**SET EXERCISE**
Compute the number of lines that include the string "document", then output that number and nothing else.

+++ PROVIDED MATERIAL +++

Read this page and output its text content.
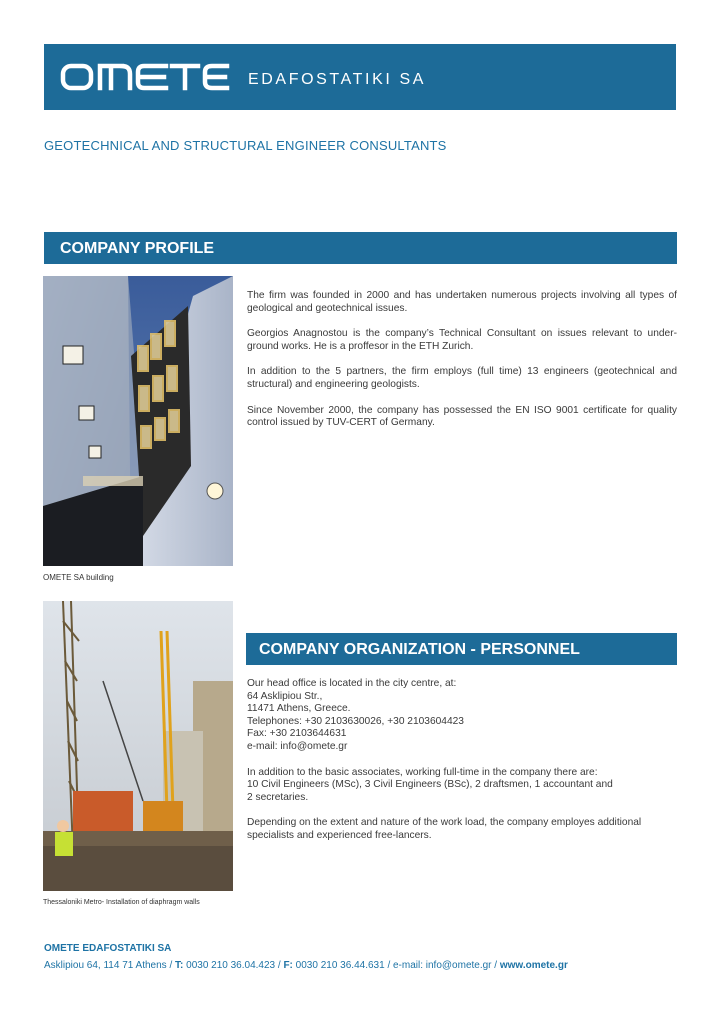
EDAFOSTATIKI SA
GEOTECHNICAL AND STRUCTURAL ENGINEER CONSULTANTS
COMPANY PROFILE
OMETE SA building

The firm was founded in 2000 and has undertaken numerous projects involving all types of geological and geotechnical issues.

Georgios Anagnostou is the company’s Technical Consultant on issues relevant to under-ground works. He is a proffesor in the ETH Zurich.

In addition to the 5 partners, the firm employs (full time) 13 engineers (geotechnical and structural) and engineering geologists.

Since November 2000, the company has possessed the EN ISO 9001 certificate for quality control issued by TUV-CERT of Germany.

Thessaloniki Metro- Installation of diaphragm walls
COMPANY ORGANIZATION - PERSONNEL

Our head office is located in the city centre, at:
64 Asklipiou Str.,
11471 Athens, Greece.
Telephones: +30 2103630026, +30 2103604423
Fax: +30 2103644631
e-mail: info@omete.gr

In addition to the basic associates, working full-time in the company there are:
10 Civil Engineers (MSc), 3 Civil Engineers (BSc), 2 draftsmen, 1 accountant and
2 secretaries.

Depending on the extent and nature of the work load, the company employes additional specialists and experienced free-lancers.

OMETE EDAFOSTATIKI SA
Asklipiou 64, 114 71 Athens / T: 0030 210 36.04.423 / F: 0030 210 36.44.631 / e-mail: info@omete.gr / www.omete.gr
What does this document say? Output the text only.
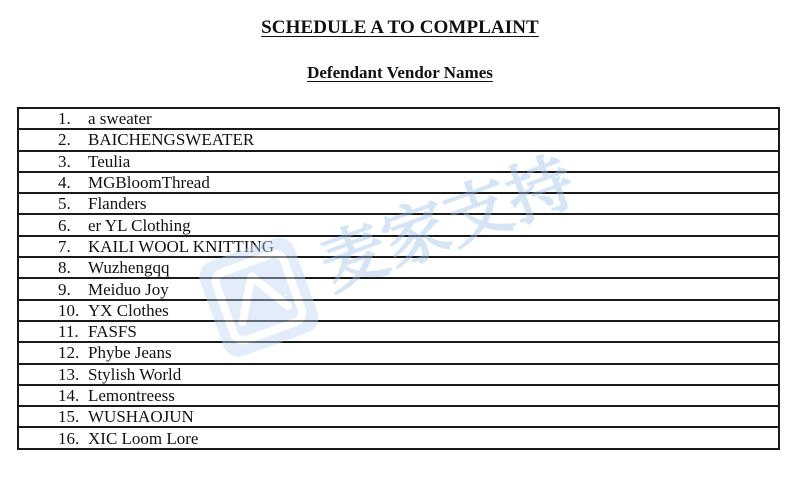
SCHEDULE A TO COMPLAINT
Defendant Vendor Names
1. a sweater
2. BAICHENGSWEATER
3. Teulia
4. MGBloomThread
5. Flanders
6. er YL Clothing
7. KAILI WOOL KNITTING
8. Wuzhengqq
9. Meiduo Joy
10. YX Clothes
11. FASFS
12. Phybe Jeans
13. Stylish World
14. Lemontreess
15. WUSHAOJUN
16. XIC Loom Lore
麦家支持
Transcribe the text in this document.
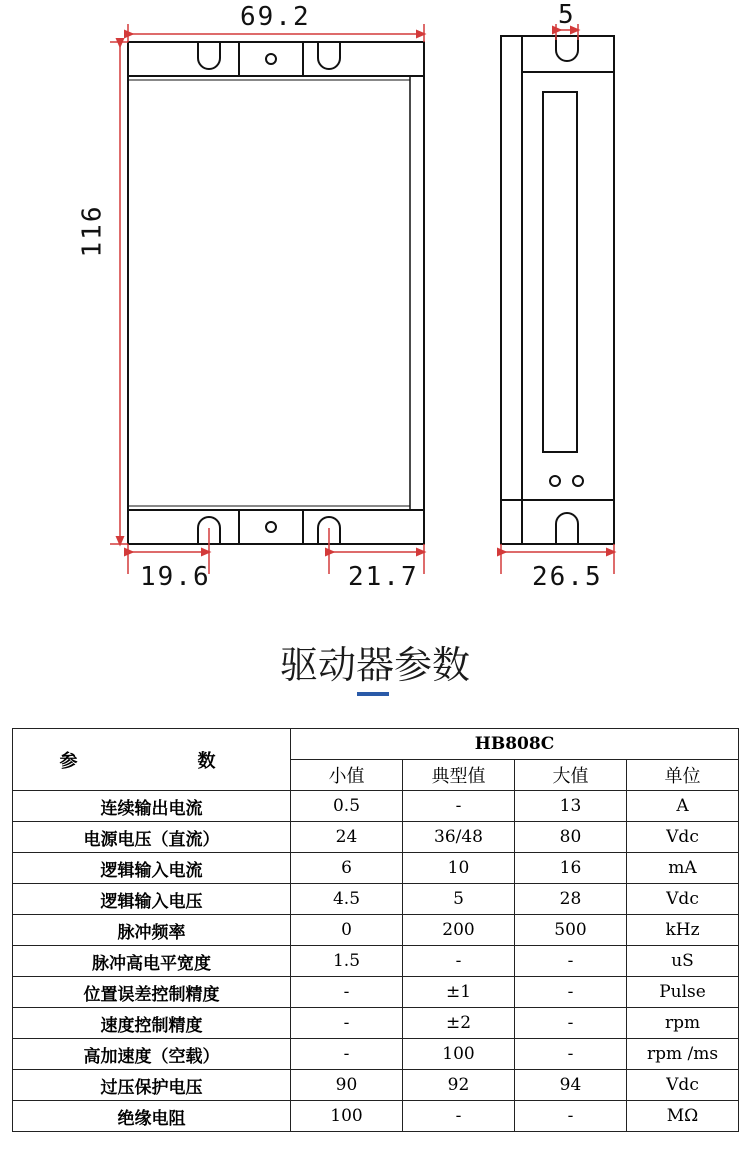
69.2
116
5
19.6	21.7	26.5
驱动器参数
参　　数	HB808C			
	小值	典型值	大值	单位
连续输出电流	0.5	-	13	A
电源电压（直流）	24	36/48	80	Vdc
逻辑输入电流	6	10	16	mA
逻辑输入电压	4.5	5	28	Vdc
脉冲频率	0	200	500	kHz
脉冲高电平宽度	1.5	-	-	uS
位置误差控制精度	-	±1	-	Pulse
速度控制精度	-	±2	-	rpm
高加速度（空载）	-	100	-	rpm /ms
过压保护电压	90	92	94	Vdc
绝缘电阻	100	-	-	MΩ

+++

**RIGHT ANSWER**
2